- **Directive**:
Quote all entries exactly, leaving pictures aside.

- **Record list**:
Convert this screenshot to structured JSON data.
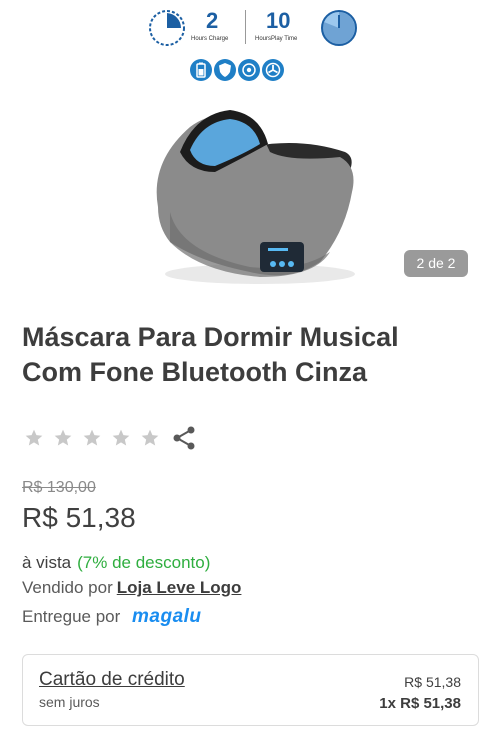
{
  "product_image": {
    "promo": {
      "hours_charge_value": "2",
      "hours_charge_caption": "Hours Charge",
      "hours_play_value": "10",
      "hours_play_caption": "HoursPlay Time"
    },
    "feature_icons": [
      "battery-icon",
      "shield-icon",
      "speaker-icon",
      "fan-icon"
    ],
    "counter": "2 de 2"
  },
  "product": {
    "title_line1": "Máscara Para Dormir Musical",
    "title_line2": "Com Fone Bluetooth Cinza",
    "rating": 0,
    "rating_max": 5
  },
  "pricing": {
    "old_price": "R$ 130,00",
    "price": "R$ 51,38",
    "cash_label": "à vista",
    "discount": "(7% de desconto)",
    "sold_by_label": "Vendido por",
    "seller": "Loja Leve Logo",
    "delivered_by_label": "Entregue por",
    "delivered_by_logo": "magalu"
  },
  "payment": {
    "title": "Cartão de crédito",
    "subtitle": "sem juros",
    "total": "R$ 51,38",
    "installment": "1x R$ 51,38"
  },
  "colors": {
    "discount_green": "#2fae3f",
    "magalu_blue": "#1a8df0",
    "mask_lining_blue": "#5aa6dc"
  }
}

- **Output of the task**:
Convert this screenshot to structured JSON data.
{
  "product_image": {
    "promo": {
      "hours_charge_value": "2",
      "hours_charge_caption": "Hours Charge",
      "hours_play_value": "10",
      "hours_play_caption": "HoursPlay Time"
    },
    "feature_icons": [
      "battery-icon",
      "shield-icon",
      "speaker-icon",
      "fan-icon"
    ],
    "counter": "2 de 2"
  },
  "product": {
    "title_line1": "Máscara Para Dormir Musical",
    "title_line2": "Com Fone Bluetooth Cinza",
    "rating": 0,
    "rating_max": 5
  },
  "pricing": {
    "old_price": "R$ 130,00",
    "price": "R$ 51,38",
    "cash_label": "à vista",
    "discount": "(7% de desconto)",
    "sold_by_label": "Vendido por",
    "seller": "Loja Leve Logo",
    "delivered_by_label": "Entregue por",
    "delivered_by_logo": "magalu"
  },
  "payment": {
    "title": "Cartão de crédito",
    "subtitle": "sem juros",
    "total": "R$ 51,38",
    "installment": "1x R$ 51,38"
  },
  "colors": {
    "discount_green": "#2fae3f",
    "magalu_blue": "#1a8df0",
    "mask_lining_blue": "#5aa6dc"
  }
}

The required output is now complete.